_GOAL OF THE EXERCISE:_
Reproduce the entries below with each "qubit" replaced by "bit quantique" and everything else unchanged. Leave the pictures out.
Start DATA PROVIDED
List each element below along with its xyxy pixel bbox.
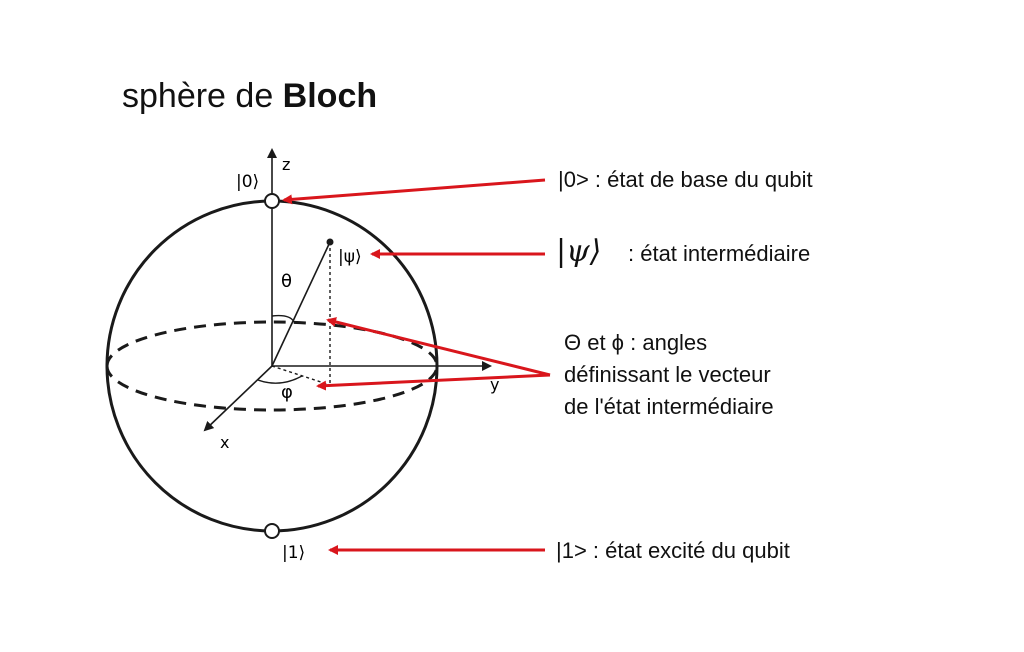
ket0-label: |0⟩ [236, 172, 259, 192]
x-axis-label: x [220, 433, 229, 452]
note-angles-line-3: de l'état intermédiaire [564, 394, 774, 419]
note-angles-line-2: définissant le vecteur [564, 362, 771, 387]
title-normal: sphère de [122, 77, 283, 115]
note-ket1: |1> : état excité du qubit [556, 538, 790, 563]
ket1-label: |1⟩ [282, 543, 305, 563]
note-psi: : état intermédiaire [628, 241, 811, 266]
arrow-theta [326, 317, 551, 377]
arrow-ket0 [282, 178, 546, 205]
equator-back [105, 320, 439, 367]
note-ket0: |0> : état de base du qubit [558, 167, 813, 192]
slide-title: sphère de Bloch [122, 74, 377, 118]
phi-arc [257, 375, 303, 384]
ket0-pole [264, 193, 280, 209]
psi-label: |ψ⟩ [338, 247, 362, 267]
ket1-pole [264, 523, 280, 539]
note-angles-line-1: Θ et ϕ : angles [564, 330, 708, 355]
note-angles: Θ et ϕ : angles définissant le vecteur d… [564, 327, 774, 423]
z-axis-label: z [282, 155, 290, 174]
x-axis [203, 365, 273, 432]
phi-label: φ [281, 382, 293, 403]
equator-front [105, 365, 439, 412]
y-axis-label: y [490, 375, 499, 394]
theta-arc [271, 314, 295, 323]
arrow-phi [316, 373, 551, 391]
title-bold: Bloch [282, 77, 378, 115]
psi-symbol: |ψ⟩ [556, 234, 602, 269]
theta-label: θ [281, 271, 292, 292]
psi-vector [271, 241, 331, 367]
End DATA PROVIDED
_FINAL RESULT:_
List each element below along with its xyxy pixel bbox.
ket0-label: |0⟩ [236, 172, 259, 192]
x-axis-label: x [220, 433, 229, 452]
note-angles-line-3: de l'état intermédiaire [564, 394, 774, 419]
note-angles-line-2: définissant le vecteur [564, 362, 771, 387]
title-normal: sphère de [122, 77, 283, 115]
note-ket1: |1> : état excité du bit quantique [556, 538, 790, 563]
ket1-label: |1⟩ [282, 543, 305, 563]
note-psi: : état intermédiaire [628, 241, 811, 266]
arrow-theta [326, 317, 551, 377]
arrow-ket0 [282, 178, 546, 205]
equator-back [105, 320, 439, 367]
note-ket0: |0> : état de base du bit quantique [558, 167, 813, 192]
slide-title: sphère de Bloch [122, 74, 377, 118]
phi-arc [257, 375, 303, 384]
ket0-pole [264, 193, 280, 209]
psi-label: |ψ⟩ [338, 247, 362, 267]
ket1-pole [264, 523, 280, 539]
note-angles-line-1: Θ et ϕ : angles [564, 330, 708, 355]
note-angles: Θ et ϕ : angles définissant le vecteur d… [564, 327, 774, 423]
z-axis-label: z [282, 155, 290, 174]
x-axis [203, 365, 273, 432]
phi-label: φ [281, 382, 293, 403]
equator-front [105, 365, 439, 412]
y-axis-label: y [490, 375, 499, 394]
theta-arc [271, 314, 295, 323]
arrow-phi [316, 373, 551, 391]
title-bold: Bloch [282, 77, 378, 115]
psi-symbol: |ψ⟩ [556, 234, 602, 269]
theta-label: θ [281, 271, 292, 292]
psi-vector [271, 241, 331, 367]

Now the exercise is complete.